## EXERCISE DIRECTIONS
Locate the word "включена" in the material, then show every line that holds it.

## MATERIAL
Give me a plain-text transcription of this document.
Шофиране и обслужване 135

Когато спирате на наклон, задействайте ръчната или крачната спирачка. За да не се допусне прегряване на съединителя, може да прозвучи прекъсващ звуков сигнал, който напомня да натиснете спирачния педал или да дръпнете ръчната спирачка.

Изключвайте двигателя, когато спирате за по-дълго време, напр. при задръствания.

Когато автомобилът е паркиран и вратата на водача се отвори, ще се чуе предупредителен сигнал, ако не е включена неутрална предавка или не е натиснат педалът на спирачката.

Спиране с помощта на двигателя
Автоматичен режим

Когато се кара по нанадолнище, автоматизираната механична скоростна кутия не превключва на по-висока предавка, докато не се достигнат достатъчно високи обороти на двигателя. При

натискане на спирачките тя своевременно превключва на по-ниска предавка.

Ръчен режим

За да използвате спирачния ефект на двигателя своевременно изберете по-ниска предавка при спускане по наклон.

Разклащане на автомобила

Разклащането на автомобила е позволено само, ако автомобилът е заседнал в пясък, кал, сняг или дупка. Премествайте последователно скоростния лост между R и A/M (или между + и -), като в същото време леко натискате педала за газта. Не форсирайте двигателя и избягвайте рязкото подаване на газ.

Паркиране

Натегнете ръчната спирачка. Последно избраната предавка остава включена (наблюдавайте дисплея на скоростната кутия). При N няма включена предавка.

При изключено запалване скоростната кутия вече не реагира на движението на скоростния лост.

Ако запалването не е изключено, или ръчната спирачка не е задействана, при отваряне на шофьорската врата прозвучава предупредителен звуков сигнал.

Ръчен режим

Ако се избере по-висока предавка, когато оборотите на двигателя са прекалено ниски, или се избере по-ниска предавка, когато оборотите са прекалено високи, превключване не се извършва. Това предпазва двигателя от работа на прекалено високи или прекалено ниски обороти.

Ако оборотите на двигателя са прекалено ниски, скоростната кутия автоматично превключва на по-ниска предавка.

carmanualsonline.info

## THE OUTPUT
Когато автомобилът е паркиран и вратата на водача се отвори, ще се чуе предупредителен сигнал, ако не е включена неутрална предавка или не е натиснат педалът на спирачката.
Натегнете ръчната спирачка. Последно избраната предавка остава включена (наблюдавайте дисплея на скоростната кутия). При N няма включена предавка.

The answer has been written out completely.